_Goal_
Among the lines below, list those containing the string "sebesar".

— Begin —

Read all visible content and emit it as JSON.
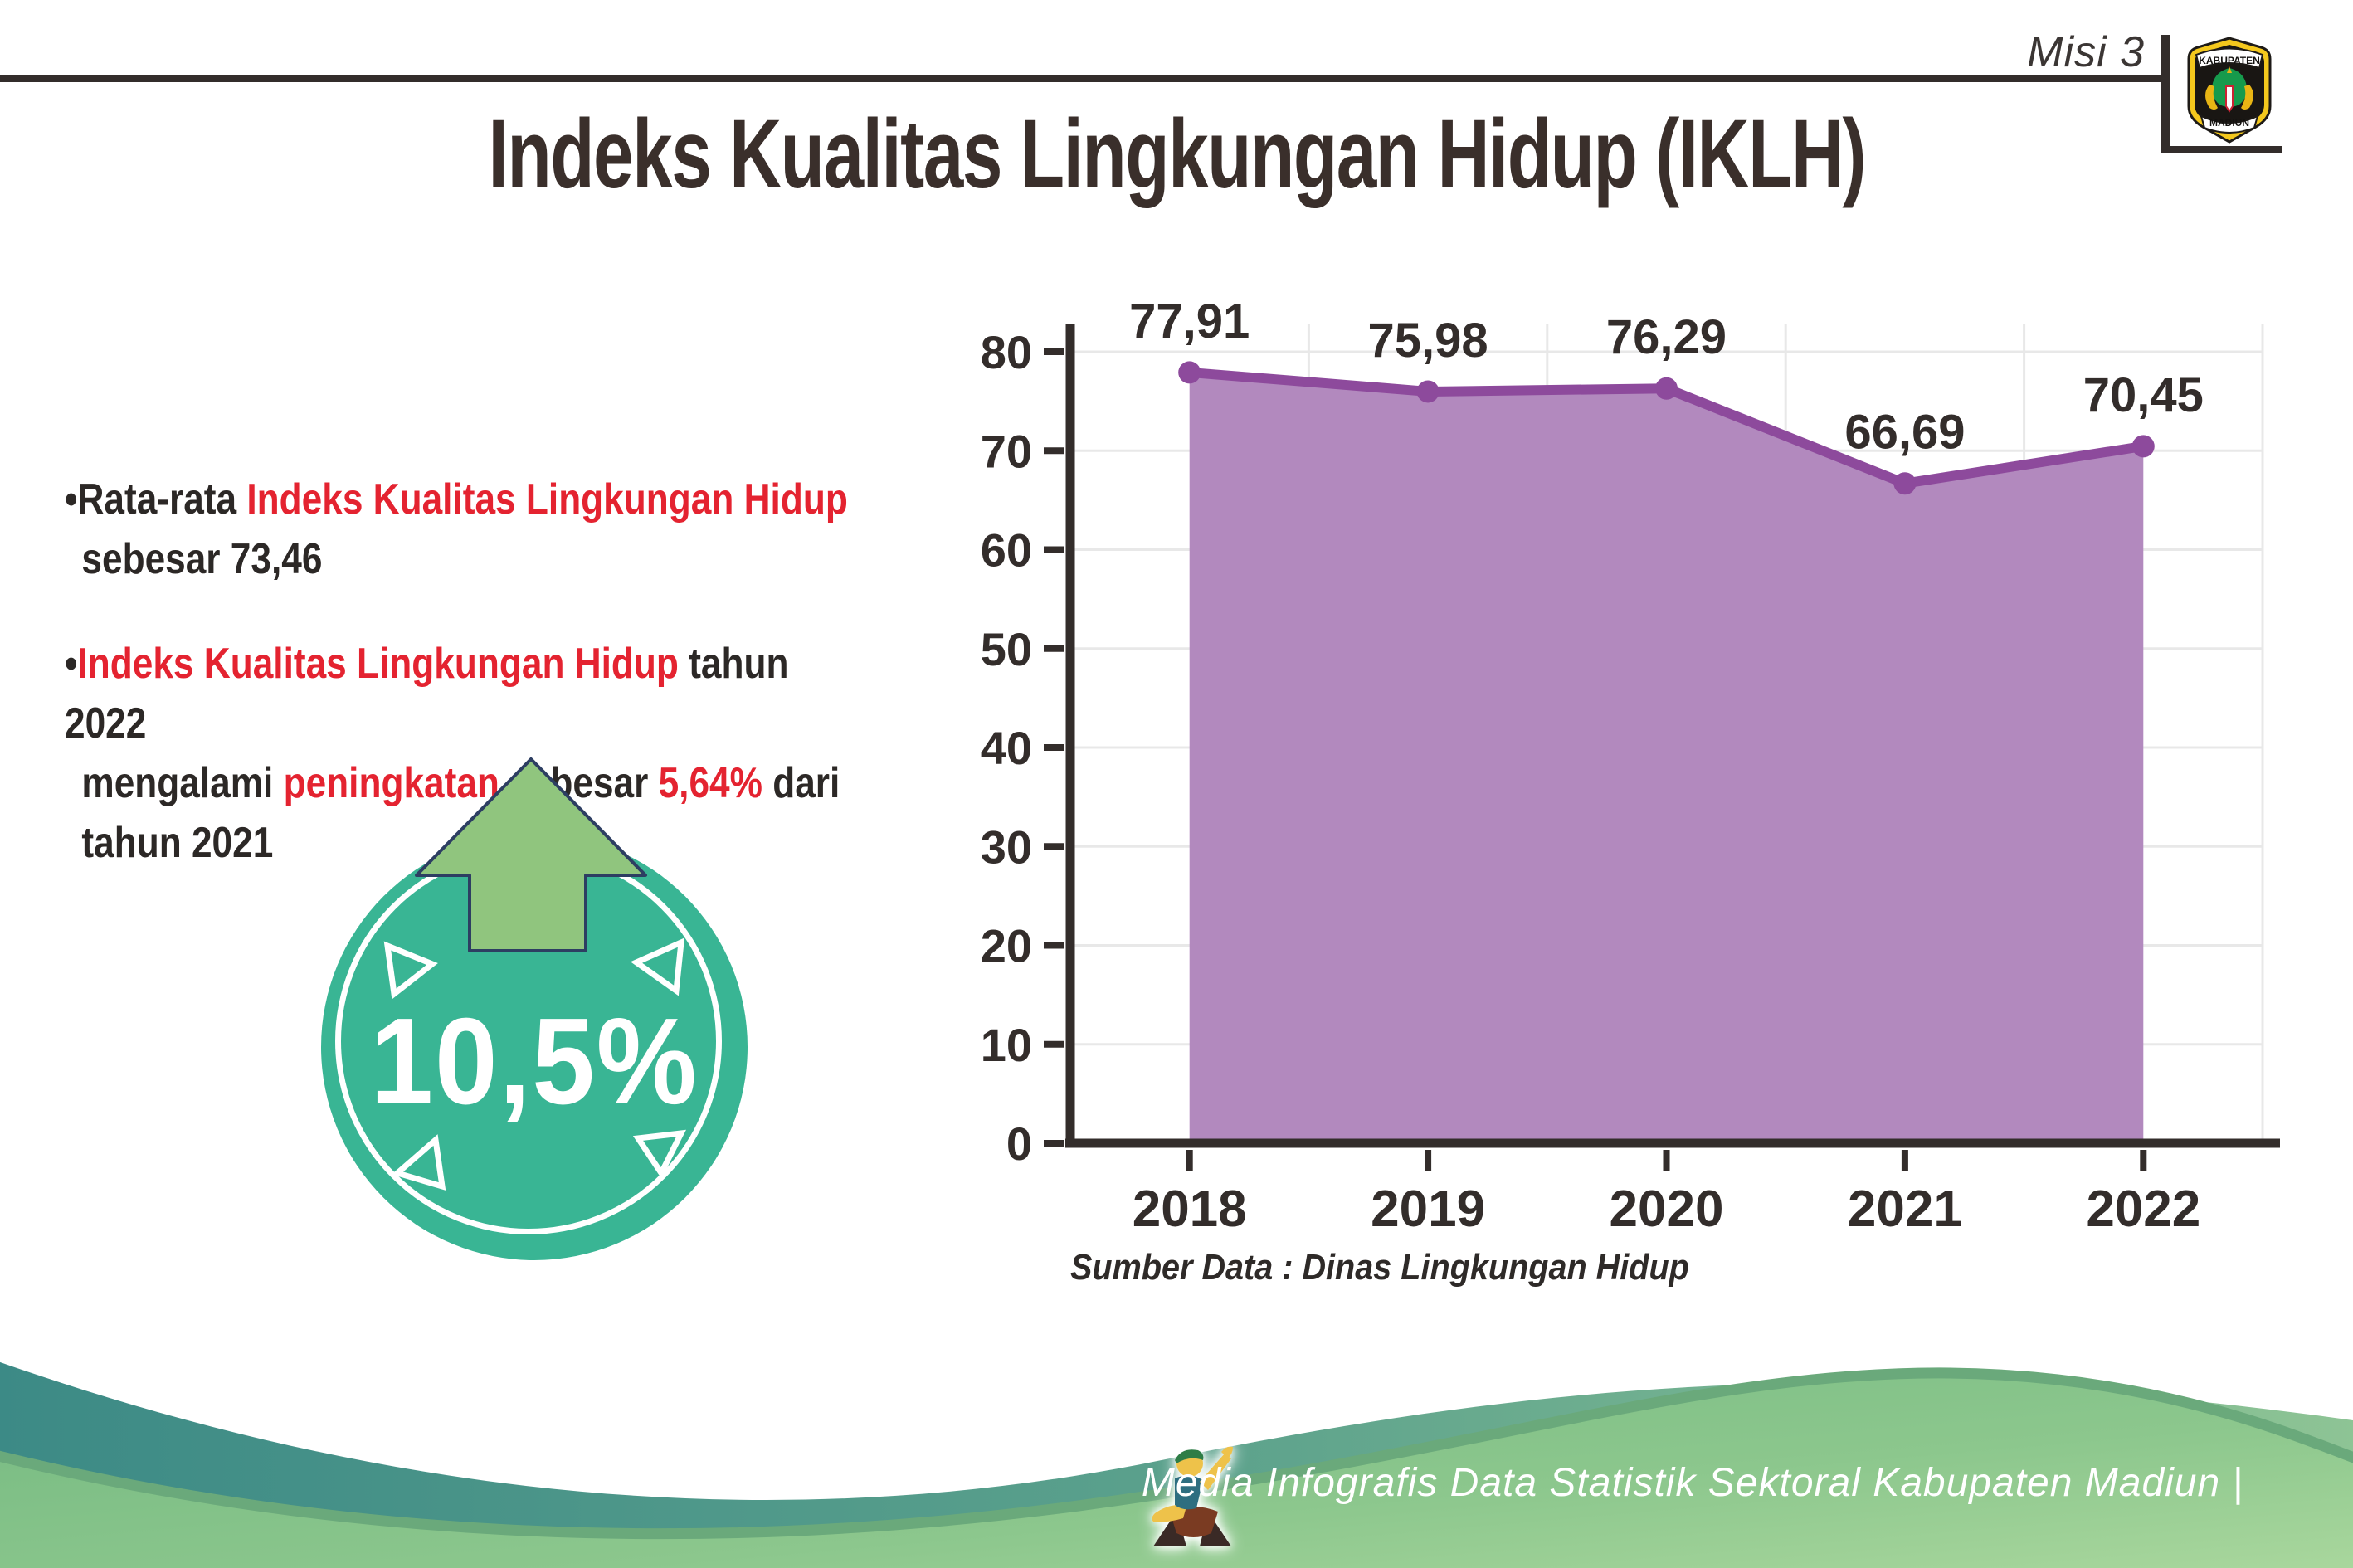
{
  "header": {
    "misi_label": "Misi 3",
    "title": "Indeks Kualitas Lingkungan Hidup (IKLH)"
  },
  "logo": {
    "top_text": "KABUPATEN",
    "bottom_text": "MADIUN"
  },
  "bullets": {
    "bullet_char": "•",
    "b1_l1_dark": "Rata-rata ",
    "b1_l1_red": "Indeks Kualitas Lingkungan Hidup",
    "b1_l2_dark": "sebesar 73,46",
    "b2_l1_red": "Indeks Kualitas Lingkungan Hidup",
    "b2_l1_dark": " tahun 2022",
    "b2_l2_d1": "mengalami ",
    "b2_l2_r1": "peningkatan",
    "b2_l2_d2": " sebesar ",
    "b2_l2_r2": "5,64%",
    "b2_l2_d3": " dari",
    "b2_l3_dark": "tahun 2021"
  },
  "badge": {
    "value": "10,5%"
  },
  "chart_data": {
    "type": "area",
    "categories": [
      "2018",
      "2019",
      "2020",
      "2021",
      "2022"
    ],
    "values": [
      77.91,
      75.98,
      76.29,
      66.69,
      70.45
    ],
    "value_labels": [
      "77,91",
      "75,98",
      "76,29",
      "66,69",
      "70,45"
    ],
    "title": "",
    "xlabel": "",
    "ylabel": "",
    "ylim": [
      0,
      80
    ],
    "ytick_step": 10,
    "grid": true,
    "legend_position": "none",
    "colors": {
      "area_fill": "#b289be",
      "line": "#8d4a9c",
      "marker": "#8d4a9c",
      "axis": "#332d2b",
      "grid": "#e8e8e8",
      "label": "#332d2b"
    }
  },
  "source_note": "Sumber Data : Dinas Lingkungan Hidup",
  "footer": {
    "text": "Media Infografis Data Statistik Sektoral Kabupaten Madiun |"
  },
  "colors": {
    "accent_red": "#e42330",
    "badge_teal": "#39b594",
    "badge_arrow_green": "#90c57e",
    "wave_teal": "#3c8a86",
    "wave_green": "#8ec495",
    "hill_green": "#74b981"
  }
}
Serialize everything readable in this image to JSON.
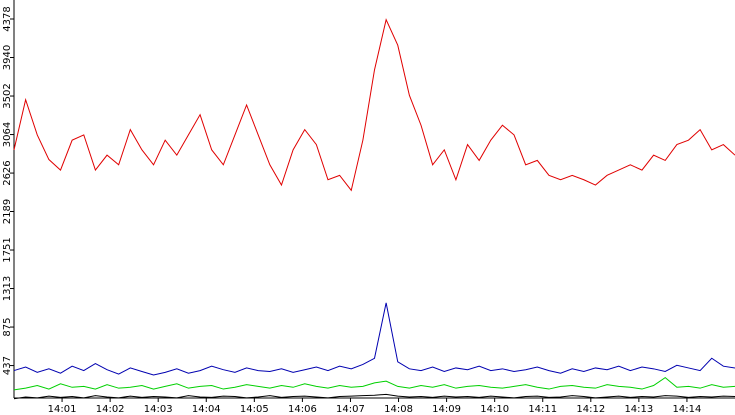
{
  "chart_data": {
    "type": "line",
    "xlim": [
      0,
      15
    ],
    "xticks": [
      {
        "value": 1,
        "label": "14:01"
      },
      {
        "value": 2,
        "label": "14:02"
      },
      {
        "value": 3,
        "label": "14:03"
      },
      {
        "value": 4,
        "label": "14:04"
      },
      {
        "value": 5,
        "label": "14:05"
      },
      {
        "value": 6,
        "label": "14:06"
      },
      {
        "value": 7,
        "label": "14:07"
      },
      {
        "value": 8,
        "label": "14:08"
      },
      {
        "value": 9,
        "label": "14:09"
      },
      {
        "value": 10,
        "label": "14:10"
      },
      {
        "value": 11,
        "label": "14:11"
      },
      {
        "value": 12,
        "label": "14:12"
      },
      {
        "value": 13,
        "label": "14:13"
      },
      {
        "value": 14,
        "label": "14:14"
      }
    ],
    "ylim": [
      0,
      4378
    ],
    "yticks": [
      437,
      875,
      1313,
      1751,
      2189,
      2626,
      3064,
      3502,
      3940,
      4378
    ],
    "series": [
      {
        "color": "#e00000",
        "values": [
          2890,
          3460,
          3060,
          2780,
          2660,
          3000,
          3060,
          2660,
          2830,
          2720,
          3120,
          2890,
          2720,
          3000,
          2830,
          3060,
          3290,
          2890,
          2720,
          3060,
          3400,
          3060,
          2720,
          2490,
          2890,
          3120,
          2950,
          2550,
          2600,
          2430,
          3000,
          3800,
          4370,
          4080,
          3510,
          3170,
          2720,
          2890,
          2550,
          2950,
          2770,
          3000,
          3170,
          3060,
          2720,
          2770,
          2600,
          2550,
          2600,
          2550,
          2490,
          2600,
          2660,
          2720,
          2660,
          2830,
          2770,
          2950,
          3000,
          3120,
          2890,
          2950,
          2830
        ]
      },
      {
        "color": "#0000b0",
        "values": [
          380,
          420,
          360,
          400,
          350,
          430,
          380,
          460,
          390,
          340,
          410,
          370,
          330,
          360,
          400,
          350,
          380,
          430,
          390,
          360,
          410,
          380,
          370,
          400,
          360,
          390,
          420,
          380,
          430,
          400,
          450,
          520,
          1150,
          480,
          400,
          380,
          420,
          370,
          410,
          390,
          430,
          380,
          400,
          370,
          390,
          420,
          380,
          350,
          400,
          370,
          410,
          390,
          430,
          380,
          420,
          400,
          370,
          440,
          410,
          380,
          520,
          430,
          410
        ]
      },
      {
        "color": "#00d000",
        "values": [
          160,
          180,
          210,
          170,
          230,
          190,
          200,
          170,
          220,
          180,
          190,
          210,
          170,
          200,
          230,
          180,
          200,
          210,
          170,
          190,
          220,
          200,
          180,
          210,
          190,
          230,
          200,
          180,
          210,
          190,
          200,
          240,
          260,
          200,
          180,
          210,
          190,
          220,
          180,
          200,
          210,
          190,
          180,
          200,
          220,
          190,
          170,
          200,
          210,
          190,
          180,
          220,
          200,
          190,
          170,
          210,
          300,
          190,
          200,
          180,
          220,
          190,
          200
        ]
      },
      {
        "color": "#000000",
        "values": [
          60,
          80,
          70,
          90,
          75,
          85,
          70,
          95,
          80,
          70,
          90,
          75,
          85,
          80,
          70,
          95,
          80,
          75,
          90,
          85,
          70,
          80,
          95,
          75,
          85,
          90,
          80,
          70,
          85,
          90,
          95,
          100,
          110,
          90,
          80,
          85,
          75,
          90,
          80,
          85,
          75,
          90,
          80,
          70,
          85,
          90,
          75,
          80,
          95,
          85,
          70,
          80,
          90,
          75,
          85,
          80,
          95,
          90,
          75,
          85,
          80,
          90,
          85
        ]
      }
    ]
  }
}
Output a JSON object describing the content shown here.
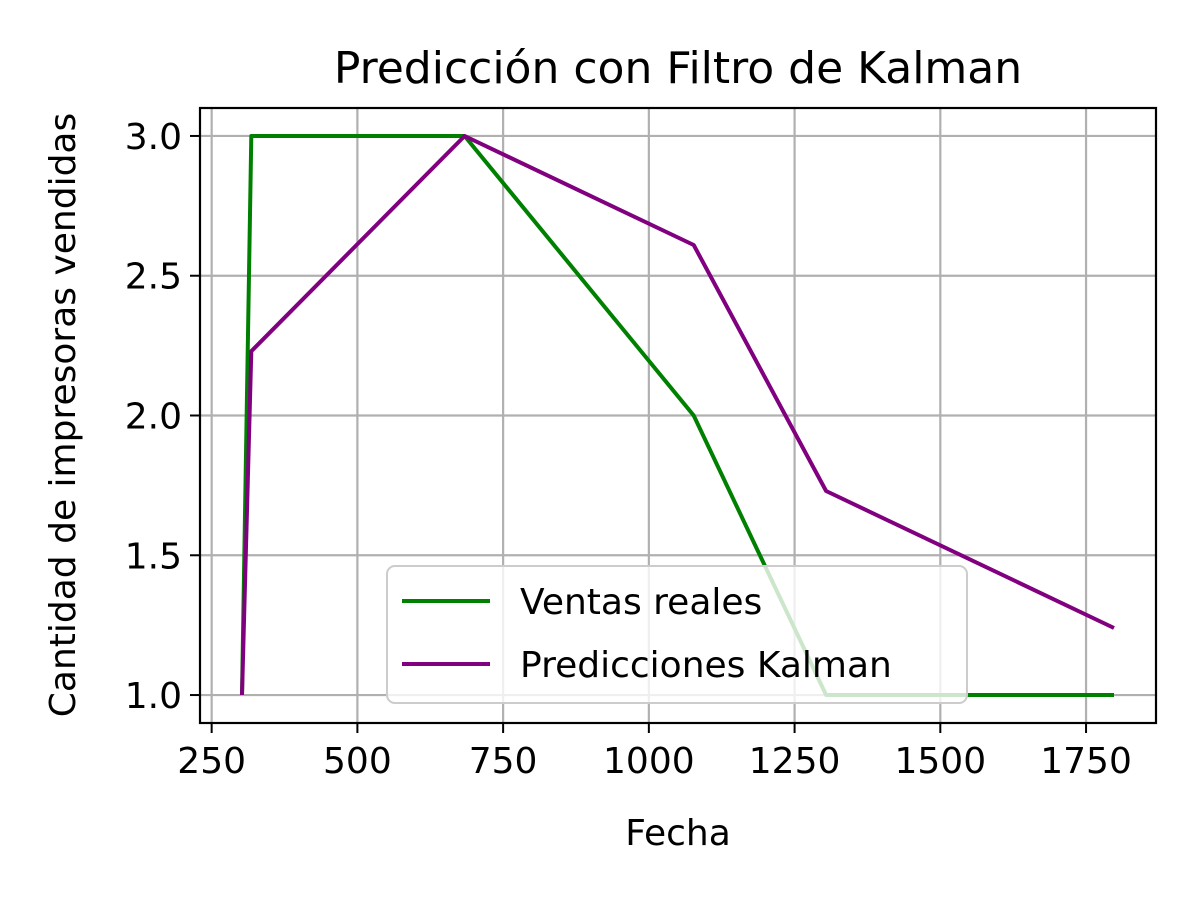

— End —

_The output_
    "b1_l2_dark": "sebesar 73,46",
    "b2_l2_d2": " sebesar ",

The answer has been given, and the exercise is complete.